*Exercise requirements:* Return the complete listing that follows, with each line reproduced exactly.
----
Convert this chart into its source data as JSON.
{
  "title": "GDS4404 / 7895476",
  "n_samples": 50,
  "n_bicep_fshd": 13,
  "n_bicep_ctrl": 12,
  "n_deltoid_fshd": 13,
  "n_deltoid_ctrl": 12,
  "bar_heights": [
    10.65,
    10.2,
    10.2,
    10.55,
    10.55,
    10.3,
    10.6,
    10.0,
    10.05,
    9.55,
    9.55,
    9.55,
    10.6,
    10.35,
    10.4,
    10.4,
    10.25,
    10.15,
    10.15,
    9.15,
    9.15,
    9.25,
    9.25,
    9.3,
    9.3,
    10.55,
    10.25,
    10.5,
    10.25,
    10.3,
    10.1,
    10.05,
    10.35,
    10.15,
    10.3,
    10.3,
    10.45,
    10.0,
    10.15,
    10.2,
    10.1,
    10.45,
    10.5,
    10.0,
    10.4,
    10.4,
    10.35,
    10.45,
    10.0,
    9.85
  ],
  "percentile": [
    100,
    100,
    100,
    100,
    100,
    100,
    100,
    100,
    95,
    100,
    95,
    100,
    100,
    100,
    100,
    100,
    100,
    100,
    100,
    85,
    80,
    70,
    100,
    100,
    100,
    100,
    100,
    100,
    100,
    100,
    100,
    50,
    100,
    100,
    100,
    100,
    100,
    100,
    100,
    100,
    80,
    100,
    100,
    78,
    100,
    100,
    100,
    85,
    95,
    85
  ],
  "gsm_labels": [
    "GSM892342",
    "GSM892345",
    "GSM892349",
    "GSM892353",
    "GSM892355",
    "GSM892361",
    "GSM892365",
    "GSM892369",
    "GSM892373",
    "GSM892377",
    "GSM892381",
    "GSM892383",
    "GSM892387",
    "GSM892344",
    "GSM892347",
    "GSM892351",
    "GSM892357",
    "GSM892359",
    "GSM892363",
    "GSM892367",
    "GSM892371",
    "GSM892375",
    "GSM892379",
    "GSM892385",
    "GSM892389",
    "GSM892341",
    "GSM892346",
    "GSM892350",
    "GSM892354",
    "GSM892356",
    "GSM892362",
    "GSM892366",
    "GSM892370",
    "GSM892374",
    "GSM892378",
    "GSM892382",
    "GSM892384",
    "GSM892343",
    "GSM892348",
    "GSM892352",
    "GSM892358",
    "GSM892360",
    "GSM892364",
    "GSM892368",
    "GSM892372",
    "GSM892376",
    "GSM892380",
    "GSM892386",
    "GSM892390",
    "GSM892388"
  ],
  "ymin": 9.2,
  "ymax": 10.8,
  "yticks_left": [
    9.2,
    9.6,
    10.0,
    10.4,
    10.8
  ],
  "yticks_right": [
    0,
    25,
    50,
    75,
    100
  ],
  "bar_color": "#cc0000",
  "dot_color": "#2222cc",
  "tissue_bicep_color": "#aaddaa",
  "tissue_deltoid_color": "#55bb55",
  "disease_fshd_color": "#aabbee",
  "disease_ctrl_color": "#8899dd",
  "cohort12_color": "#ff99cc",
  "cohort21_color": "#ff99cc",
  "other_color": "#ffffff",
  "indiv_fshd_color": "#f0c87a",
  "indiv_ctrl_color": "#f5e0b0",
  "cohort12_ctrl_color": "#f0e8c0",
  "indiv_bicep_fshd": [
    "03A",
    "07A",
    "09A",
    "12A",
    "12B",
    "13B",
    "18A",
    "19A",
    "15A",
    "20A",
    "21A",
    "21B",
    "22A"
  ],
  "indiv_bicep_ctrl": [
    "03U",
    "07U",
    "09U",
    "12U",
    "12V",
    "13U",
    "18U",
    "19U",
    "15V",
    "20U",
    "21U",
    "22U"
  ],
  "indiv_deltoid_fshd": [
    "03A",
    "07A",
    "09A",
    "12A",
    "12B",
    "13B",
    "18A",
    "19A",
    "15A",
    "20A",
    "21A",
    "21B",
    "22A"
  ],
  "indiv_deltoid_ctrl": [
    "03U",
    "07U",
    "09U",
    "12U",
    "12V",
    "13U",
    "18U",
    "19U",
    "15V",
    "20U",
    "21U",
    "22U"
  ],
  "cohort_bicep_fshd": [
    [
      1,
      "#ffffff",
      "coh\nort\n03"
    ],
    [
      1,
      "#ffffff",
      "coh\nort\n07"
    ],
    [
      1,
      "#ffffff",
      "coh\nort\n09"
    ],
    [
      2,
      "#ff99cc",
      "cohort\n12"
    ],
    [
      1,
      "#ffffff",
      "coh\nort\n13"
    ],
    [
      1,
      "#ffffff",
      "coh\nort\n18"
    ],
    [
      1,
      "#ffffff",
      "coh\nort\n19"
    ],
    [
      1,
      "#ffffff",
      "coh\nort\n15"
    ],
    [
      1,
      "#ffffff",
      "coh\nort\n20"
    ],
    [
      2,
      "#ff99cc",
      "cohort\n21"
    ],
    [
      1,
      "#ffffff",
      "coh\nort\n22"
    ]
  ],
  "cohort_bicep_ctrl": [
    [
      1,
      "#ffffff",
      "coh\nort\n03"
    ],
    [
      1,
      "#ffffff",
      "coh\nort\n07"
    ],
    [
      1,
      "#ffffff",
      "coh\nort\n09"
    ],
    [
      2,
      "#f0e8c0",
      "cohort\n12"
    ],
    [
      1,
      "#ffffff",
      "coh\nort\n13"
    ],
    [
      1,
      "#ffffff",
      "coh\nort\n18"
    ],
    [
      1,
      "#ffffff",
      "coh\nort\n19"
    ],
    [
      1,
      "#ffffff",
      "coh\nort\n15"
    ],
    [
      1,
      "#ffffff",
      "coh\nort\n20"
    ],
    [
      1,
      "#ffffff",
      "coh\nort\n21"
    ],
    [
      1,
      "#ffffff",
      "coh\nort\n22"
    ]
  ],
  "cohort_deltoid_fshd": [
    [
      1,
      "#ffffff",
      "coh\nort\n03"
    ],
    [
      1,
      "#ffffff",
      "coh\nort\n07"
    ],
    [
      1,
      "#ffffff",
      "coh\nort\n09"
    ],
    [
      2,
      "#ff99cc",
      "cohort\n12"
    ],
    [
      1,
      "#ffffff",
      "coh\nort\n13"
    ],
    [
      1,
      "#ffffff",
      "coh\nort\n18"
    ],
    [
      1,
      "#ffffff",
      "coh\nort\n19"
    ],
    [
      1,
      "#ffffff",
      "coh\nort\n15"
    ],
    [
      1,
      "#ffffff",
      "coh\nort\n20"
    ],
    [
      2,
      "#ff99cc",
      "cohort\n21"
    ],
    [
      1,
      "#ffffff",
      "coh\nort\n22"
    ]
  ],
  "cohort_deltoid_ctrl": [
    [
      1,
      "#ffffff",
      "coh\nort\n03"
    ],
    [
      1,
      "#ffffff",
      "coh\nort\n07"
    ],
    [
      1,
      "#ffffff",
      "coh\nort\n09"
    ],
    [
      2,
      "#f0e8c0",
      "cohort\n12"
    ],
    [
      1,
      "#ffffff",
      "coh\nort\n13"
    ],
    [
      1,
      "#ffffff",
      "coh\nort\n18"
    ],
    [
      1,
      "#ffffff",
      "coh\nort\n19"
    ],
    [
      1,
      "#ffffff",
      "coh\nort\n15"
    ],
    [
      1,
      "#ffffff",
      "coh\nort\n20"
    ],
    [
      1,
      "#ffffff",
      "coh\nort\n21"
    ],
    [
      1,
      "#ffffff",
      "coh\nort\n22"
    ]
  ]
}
----
*The reply:*
Convert this chart into its source data as JSON.
{
  "title": "GDS4404 / 7895476",
  "n_samples": 50,
  "n_bicep_fshd": 13,
  "n_bicep_ctrl": 12,
  "n_deltoid_fshd": 13,
  "n_deltoid_ctrl": 12,
  "bar_heights": [
    10.65,
    10.2,
    10.2,
    10.55,
    10.55,
    10.3,
    10.6,
    10.0,
    10.05,
    9.55,
    9.55,
    9.55,
    10.6,
    10.35,
    10.4,
    10.4,
    10.25,
    10.15,
    10.15,
    9.15,
    9.15,
    9.25,
    9.25,
    9.3,
    9.3,
    10.55,
    10.25,
    10.5,
    10.25,
    10.3,
    10.1,
    10.05,
    10.35,
    10.15,
    10.3,
    10.3,
    10.45,
    10.0,
    10.15,
    10.2,
    10.1,
    10.45,
    10.5,
    10.0,
    10.4,
    10.4,
    10.35,
    10.45,
    10.0,
    9.85
  ],
  "percentile": [
    100,
    100,
    100,
    100,
    100,
    100,
    100,
    100,
    95,
    100,
    95,
    100,
    100,
    100,
    100,
    100,
    100,
    100,
    100,
    85,
    80,
    70,
    100,
    100,
    100,
    100,
    100,
    100,
    100,
    100,
    100,
    50,
    100,
    100,
    100,
    100,
    100,
    100,
    100,
    100,
    80,
    100,
    100,
    78,
    100,
    100,
    100,
    85,
    95,
    85
  ],
  "gsm_labels": [
    "GSM892342",
    "GSM892345",
    "GSM892349",
    "GSM892353",
    "GSM892355",
    "GSM892361",
    "GSM892365",
    "GSM892369",
    "GSM892373",
    "GSM892377",
    "GSM892381",
    "GSM892383",
    "GSM892387",
    "GSM892344",
    "GSM892347",
    "GSM892351",
    "GSM892357",
    "GSM892359",
    "GSM892363",
    "GSM892367",
    "GSM892371",
    "GSM892375",
    "GSM892379",
    "GSM892385",
    "GSM892389",
    "GSM892341",
    "GSM892346",
    "GSM892350",
    "GSM892354",
    "GSM892356",
    "GSM892362",
    "GSM892366",
    "GSM892370",
    "GSM892374",
    "GSM892378",
    "GSM892382",
    "GSM892384",
    "GSM892343",
    "GSM892348",
    "GSM892352",
    "GSM892358",
    "GSM892360",
    "GSM892364",
    "GSM892368",
    "GSM892372",
    "GSM892376",
    "GSM892380",
    "GSM892386",
    "GSM892390",
    "GSM892388"
  ],
  "ymin": 9.2,
  "ymax": 10.8,
  "yticks_left": [
    9.2,
    9.6,
    10.0,
    10.4,
    10.8
  ],
  "yticks_right": [
    0,
    25,
    50,
    75,
    100
  ],
  "bar_color": "#cc0000",
  "dot_color": "#2222cc",
  "tissue_bicep_color": "#aaddaa",
  "tissue_deltoid_color": "#55bb55",
  "disease_fshd_color": "#aabbee",
  "disease_ctrl_color": "#8899dd",
  "cohort12_color": "#ff99cc",
  "cohort21_color": "#ff99cc",
  "other_color": "#ffffff",
  "indiv_fshd_color": "#f0c87a",
  "indiv_ctrl_color": "#f5e0b0",
  "cohort12_ctrl_color": "#f0e8c0",
  "indiv_bicep_fshd": [
    "03A",
    "07A",
    "09A",
    "12A",
    "12B",
    "13B",
    "18A",
    "19A",
    "15A",
    "20A",
    "21A",
    "21B",
    "22A"
  ],
  "indiv_bicep_ctrl": [
    "03U",
    "07U",
    "09U",
    "12U",
    "12V",
    "13U",
    "18U",
    "19U",
    "15V",
    "20U",
    "21U",
    "22U"
  ],
  "indiv_deltoid_fshd": [
    "03A",
    "07A",
    "09A",
    "12A",
    "12B",
    "13B",
    "18A",
    "19A",
    "15A",
    "20A",
    "21A",
    "21B",
    "22A"
  ],
  "indiv_deltoid_ctrl": [
    "03U",
    "07U",
    "09U",
    "12U",
    "12V",
    "13U",
    "18U",
    "19U",
    "15V",
    "20U",
    "21U",
    "22U"
  ],
  "cohort_bicep_fshd": [
    [
      1,
      "#ffffff",
      "coh\nort\n03"
    ],
    [
      1,
      "#ffffff",
      "coh\nort\n07"
    ],
    [
      1,
      "#ffffff",
      "coh\nort\n09"
    ],
    [
      2,
      "#ff99cc",
      "cohort\n12"
    ],
    [
      1,
      "#ffffff",
      "coh\nort\n13"
    ],
    [
      1,
      "#ffffff",
      "coh\nort\n18"
    ],
    [
      1,
      "#ffffff",
      "coh\nort\n19"
    ],
    [
      1,
      "#ffffff",
      "coh\nort\n15"
    ],
    [
      1,
      "#ffffff",
      "coh\nort\n20"
    ],
    [
      2,
      "#ff99cc",
      "cohort\n21"
    ],
    [
      1,
      "#ffffff",
      "coh\nort\n22"
    ]
  ],
  "cohort_bicep_ctrl": [
    [
      1,
      "#ffffff",
      "coh\nort\n03"
    ],
    [
      1,
      "#ffffff",
      "coh\nort\n07"
    ],
    [
      1,
      "#ffffff",
      "coh\nort\n09"
    ],
    [
      2,
      "#f0e8c0",
      "cohort\n12"
    ],
    [
      1,
      "#ffffff",
      "coh\nort\n13"
    ],
    [
      1,
      "#ffffff",
      "coh\nort\n18"
    ],
    [
      1,
      "#ffffff",
      "coh\nort\n19"
    ],
    [
      1,
      "#ffffff",
      "coh\nort\n15"
    ],
    [
      1,
      "#ffffff",
      "coh\nort\n20"
    ],
    [
      1,
      "#ffffff",
      "coh\nort\n21"
    ],
    [
      1,
      "#ffffff",
      "coh\nort\n22"
    ]
  ],
  "cohort_deltoid_fshd": [
    [
      1,
      "#ffffff",
      "coh\nort\n03"
    ],
    [
      1,
      "#ffffff",
      "coh\nort\n07"
    ],
    [
      1,
      "#ffffff",
      "coh\nort\n09"
    ],
    [
      2,
      "#ff99cc",
      "cohort\n12"
    ],
    [
      1,
      "#ffffff",
      "coh\nort\n13"
    ],
    [
      1,
      "#ffffff",
      "coh\nort\n18"
    ],
    [
      1,
      "#ffffff",
      "coh\nort\n19"
    ],
    [
      1,
      "#ffffff",
      "coh\nort\n15"
    ],
    [
      1,
      "#ffffff",
      "coh\nort\n20"
    ],
    [
      2,
      "#ff99cc",
      "cohort\n21"
    ],
    [
      1,
      "#ffffff",
      "coh\nort\n22"
    ]
  ],
  "cohort_deltoid_ctrl": [
    [
      1,
      "#ffffff",
      "coh\nort\n03"
    ],
    [
      1,
      "#ffffff",
      "coh\nort\n07"
    ],
    [
      1,
      "#ffffff",
      "coh\nort\n09"
    ],
    [
      2,
      "#f0e8c0",
      "cohort\n12"
    ],
    [
      1,
      "#ffffff",
      "coh\nort\n13"
    ],
    [
      1,
      "#ffffff",
      "coh\nort\n18"
    ],
    [
      1,
      "#ffffff",
      "coh\nort\n19"
    ],
    [
      1,
      "#ffffff",
      "coh\nort\n15"
    ],
    [
      1,
      "#ffffff",
      "coh\nort\n20"
    ],
    [
      1,
      "#ffffff",
      "coh\nort\n21"
    ],
    [
      1,
      "#ffffff",
      "coh\nort\n22"
    ]
  ]
}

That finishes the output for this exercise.